━━━ Working data

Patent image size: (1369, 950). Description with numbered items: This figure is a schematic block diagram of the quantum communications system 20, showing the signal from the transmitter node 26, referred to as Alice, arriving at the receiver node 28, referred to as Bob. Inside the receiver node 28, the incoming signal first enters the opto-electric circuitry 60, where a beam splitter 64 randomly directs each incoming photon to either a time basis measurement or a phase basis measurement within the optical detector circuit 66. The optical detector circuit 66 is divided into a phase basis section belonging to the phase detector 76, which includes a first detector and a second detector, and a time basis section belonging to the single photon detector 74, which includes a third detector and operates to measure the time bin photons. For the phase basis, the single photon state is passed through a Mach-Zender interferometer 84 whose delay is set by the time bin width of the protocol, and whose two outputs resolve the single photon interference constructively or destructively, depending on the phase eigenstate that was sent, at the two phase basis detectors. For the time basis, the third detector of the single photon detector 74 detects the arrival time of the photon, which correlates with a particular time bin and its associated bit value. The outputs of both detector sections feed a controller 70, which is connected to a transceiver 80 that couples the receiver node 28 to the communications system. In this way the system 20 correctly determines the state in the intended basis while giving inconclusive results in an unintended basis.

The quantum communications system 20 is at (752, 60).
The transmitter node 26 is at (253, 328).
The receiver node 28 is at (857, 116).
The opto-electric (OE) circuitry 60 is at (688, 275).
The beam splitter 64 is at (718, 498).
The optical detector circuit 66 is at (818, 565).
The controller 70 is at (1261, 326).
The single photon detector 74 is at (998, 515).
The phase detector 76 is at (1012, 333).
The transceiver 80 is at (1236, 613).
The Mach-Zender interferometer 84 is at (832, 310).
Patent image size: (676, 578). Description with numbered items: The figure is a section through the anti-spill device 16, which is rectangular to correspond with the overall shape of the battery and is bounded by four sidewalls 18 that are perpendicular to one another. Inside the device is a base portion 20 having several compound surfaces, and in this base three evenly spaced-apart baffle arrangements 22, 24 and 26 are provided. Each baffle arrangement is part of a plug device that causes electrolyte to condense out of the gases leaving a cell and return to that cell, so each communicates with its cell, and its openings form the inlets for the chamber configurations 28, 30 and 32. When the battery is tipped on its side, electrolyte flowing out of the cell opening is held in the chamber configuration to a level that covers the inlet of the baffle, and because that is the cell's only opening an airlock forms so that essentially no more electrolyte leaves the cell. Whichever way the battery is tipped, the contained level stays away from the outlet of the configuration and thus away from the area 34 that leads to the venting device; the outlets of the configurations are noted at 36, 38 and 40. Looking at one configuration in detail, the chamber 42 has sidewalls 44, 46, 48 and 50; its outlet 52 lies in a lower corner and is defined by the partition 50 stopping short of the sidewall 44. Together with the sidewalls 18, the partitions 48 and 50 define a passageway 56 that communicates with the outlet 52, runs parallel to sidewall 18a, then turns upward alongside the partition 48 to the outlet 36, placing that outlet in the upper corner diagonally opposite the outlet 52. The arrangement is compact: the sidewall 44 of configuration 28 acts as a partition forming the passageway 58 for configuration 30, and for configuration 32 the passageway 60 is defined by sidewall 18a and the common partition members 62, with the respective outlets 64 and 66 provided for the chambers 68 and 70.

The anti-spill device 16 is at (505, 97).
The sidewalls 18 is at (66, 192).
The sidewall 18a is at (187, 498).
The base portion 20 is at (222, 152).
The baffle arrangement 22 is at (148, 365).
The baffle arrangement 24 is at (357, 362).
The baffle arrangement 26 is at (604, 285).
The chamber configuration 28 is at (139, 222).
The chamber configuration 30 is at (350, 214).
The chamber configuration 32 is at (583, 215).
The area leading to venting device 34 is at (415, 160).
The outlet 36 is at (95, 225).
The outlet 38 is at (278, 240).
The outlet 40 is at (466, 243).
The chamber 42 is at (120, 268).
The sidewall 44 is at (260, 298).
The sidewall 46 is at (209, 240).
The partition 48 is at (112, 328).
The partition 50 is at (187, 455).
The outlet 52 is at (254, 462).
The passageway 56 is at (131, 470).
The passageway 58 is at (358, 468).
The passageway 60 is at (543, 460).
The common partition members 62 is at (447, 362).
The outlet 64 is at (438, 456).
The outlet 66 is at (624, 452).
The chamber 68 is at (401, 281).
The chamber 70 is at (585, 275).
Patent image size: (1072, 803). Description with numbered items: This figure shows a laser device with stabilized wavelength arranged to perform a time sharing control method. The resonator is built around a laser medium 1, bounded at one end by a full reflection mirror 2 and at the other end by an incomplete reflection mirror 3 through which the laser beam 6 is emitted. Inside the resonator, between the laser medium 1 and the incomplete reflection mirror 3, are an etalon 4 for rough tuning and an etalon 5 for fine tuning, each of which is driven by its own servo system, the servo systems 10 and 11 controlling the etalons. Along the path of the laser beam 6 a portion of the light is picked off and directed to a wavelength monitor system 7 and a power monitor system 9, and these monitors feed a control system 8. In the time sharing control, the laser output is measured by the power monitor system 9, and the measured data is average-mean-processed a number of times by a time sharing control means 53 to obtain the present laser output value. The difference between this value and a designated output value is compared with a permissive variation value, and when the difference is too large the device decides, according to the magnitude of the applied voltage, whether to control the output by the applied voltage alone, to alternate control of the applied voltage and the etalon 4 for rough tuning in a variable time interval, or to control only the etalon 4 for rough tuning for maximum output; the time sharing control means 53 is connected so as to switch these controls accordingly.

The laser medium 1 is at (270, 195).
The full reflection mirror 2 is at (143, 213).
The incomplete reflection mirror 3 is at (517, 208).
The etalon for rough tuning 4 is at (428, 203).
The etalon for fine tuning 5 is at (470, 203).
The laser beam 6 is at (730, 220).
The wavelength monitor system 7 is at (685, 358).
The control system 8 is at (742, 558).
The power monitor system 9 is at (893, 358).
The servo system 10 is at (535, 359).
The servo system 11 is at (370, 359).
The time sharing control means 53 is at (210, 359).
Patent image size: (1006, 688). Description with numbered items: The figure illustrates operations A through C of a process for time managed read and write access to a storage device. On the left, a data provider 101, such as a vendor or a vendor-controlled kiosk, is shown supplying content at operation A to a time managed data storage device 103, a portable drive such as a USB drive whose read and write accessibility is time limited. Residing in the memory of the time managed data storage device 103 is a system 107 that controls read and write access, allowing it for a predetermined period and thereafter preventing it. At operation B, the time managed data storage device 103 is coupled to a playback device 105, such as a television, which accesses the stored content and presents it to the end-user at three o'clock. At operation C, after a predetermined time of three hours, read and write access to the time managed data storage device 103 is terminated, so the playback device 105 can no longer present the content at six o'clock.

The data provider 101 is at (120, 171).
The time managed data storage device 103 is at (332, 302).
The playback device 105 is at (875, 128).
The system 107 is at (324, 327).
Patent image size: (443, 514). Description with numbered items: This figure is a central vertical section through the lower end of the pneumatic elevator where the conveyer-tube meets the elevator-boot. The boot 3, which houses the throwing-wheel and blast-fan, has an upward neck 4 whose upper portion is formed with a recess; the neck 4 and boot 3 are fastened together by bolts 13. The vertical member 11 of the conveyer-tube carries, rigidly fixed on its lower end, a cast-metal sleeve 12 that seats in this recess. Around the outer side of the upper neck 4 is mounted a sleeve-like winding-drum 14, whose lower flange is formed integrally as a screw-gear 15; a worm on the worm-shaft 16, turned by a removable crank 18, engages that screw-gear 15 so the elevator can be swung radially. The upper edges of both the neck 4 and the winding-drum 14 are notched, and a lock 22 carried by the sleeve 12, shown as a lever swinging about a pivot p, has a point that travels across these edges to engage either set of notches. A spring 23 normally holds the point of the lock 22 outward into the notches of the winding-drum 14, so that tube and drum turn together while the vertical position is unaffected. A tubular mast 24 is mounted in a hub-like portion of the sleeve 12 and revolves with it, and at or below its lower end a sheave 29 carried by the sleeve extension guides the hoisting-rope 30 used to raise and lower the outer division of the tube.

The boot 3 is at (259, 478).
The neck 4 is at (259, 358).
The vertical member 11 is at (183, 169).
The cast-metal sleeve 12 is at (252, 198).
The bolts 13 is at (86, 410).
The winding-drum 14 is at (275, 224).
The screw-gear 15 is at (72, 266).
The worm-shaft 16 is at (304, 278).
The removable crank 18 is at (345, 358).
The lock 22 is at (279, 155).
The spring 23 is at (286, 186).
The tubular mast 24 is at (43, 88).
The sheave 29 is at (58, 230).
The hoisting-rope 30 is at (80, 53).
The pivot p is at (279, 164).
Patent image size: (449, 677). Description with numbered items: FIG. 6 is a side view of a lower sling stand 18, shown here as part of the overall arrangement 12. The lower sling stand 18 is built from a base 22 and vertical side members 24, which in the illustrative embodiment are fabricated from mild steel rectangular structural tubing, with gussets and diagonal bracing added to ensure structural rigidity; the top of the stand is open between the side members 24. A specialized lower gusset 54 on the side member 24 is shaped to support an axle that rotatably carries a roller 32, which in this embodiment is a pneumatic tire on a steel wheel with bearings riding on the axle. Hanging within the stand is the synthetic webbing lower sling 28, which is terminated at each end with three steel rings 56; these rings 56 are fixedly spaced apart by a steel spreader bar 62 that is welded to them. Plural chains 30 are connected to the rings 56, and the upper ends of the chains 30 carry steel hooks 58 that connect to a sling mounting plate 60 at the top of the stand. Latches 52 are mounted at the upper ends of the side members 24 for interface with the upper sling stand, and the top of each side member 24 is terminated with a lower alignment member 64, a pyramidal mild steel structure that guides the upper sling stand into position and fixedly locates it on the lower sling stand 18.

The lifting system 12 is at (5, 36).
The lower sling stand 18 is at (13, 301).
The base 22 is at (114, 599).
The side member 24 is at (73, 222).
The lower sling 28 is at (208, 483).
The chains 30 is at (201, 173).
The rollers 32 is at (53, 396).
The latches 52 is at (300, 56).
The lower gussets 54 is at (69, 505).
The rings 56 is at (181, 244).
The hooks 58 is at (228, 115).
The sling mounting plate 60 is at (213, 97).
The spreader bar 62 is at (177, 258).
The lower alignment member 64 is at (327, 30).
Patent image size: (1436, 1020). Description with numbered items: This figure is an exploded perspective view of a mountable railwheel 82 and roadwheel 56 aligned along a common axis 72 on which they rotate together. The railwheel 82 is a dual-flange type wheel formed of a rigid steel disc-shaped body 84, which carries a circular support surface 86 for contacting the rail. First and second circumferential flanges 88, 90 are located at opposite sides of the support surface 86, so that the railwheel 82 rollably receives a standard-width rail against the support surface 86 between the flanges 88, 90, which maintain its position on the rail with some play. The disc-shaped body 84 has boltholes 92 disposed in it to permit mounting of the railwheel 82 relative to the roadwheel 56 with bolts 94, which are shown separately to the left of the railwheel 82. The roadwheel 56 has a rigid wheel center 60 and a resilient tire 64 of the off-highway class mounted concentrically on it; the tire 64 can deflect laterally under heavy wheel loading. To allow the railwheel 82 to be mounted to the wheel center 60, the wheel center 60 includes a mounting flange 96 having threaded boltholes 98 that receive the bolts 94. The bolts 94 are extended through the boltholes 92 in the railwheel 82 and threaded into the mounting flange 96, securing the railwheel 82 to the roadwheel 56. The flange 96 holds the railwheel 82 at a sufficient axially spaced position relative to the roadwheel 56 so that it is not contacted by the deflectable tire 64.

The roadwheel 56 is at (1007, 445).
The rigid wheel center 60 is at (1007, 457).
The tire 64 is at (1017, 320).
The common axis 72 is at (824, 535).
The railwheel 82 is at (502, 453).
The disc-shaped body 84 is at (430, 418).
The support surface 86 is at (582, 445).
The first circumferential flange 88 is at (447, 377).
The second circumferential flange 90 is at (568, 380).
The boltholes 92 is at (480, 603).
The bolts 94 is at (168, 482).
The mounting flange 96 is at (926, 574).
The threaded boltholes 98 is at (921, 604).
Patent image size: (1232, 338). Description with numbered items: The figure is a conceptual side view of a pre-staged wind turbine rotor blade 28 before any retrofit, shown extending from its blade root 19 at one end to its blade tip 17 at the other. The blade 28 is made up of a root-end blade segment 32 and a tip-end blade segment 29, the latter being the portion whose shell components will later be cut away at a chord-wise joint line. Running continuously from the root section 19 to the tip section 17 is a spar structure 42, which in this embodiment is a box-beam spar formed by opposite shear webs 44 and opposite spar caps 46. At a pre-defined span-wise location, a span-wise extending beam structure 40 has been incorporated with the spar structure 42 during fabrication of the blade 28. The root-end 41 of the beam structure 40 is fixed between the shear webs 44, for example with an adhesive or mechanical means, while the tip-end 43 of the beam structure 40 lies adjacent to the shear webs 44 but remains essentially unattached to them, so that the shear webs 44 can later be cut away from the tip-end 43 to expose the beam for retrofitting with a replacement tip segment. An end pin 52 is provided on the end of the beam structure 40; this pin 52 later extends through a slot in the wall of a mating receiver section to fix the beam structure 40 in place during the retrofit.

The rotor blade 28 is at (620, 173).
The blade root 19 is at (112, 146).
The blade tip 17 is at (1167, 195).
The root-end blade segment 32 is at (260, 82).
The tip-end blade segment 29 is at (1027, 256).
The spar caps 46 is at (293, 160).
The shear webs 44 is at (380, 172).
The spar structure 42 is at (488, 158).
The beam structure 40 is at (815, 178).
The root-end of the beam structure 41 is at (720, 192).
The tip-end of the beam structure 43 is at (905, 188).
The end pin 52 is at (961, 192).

━━━━━━

- [Problem requirements]: Reproduce the stretch of rows from the line containing "Patent image size: (449, 677)." through the line containing "The rollers 32 is at (53, 396).", swapping "side view" for "front view" and leaving everything else unchanged.

- [The response]:
Patent image size: (449, 677). Description with numbered items: FIG. 6 is a front view of a lower sling stand 18, shown here as part of the overall arrangement 12. The lower sling stand 18 is built from a base 22 and vertical side members 24, which in the illustrative embodiment are fabricated from mild steel rectangular structural tubing, with gussets and diagonal bracing added to ensure structural rigidity; the top of the stand is open between the side members 24. A specialized lower gusset 54 on the side member 24 is shaped to support an axle that rotatably carries a roller 32, which in this embodiment is a pneumatic tire on a steel wheel with bearings riding on the axle. Hanging within the stand is the synthetic webbing lower sling 28, which is terminated at each end with three steel rings 56; these rings 56 are fixedly spaced apart by a steel spreader bar 62 that is welded to them. Plural chains 30 are connected to the rings 56, and the upper ends of the chains 30 carry steel hooks 58 that connect to a sling mounting plate 60 at the top of the stand. Latches 52 are mounted at the upper ends of the side members 24 for interface with the upper sling stand, and the top of each side member 24 is terminated with a lower alignment member 64, a pyramidal mild steel structure that guides the upper sling stand into position and fixedly locates it on the lower sling stand 18.

The lifting system 12 is at (5, 36).
The lower sling stand 18 is at (13, 301).
The base 22 is at (114, 599).
The side member 24 is at (73, 222).
The lower sling 28 is at (208, 483).
The chains 30 is at (201, 173).
The rollers 32 is at (53, 396).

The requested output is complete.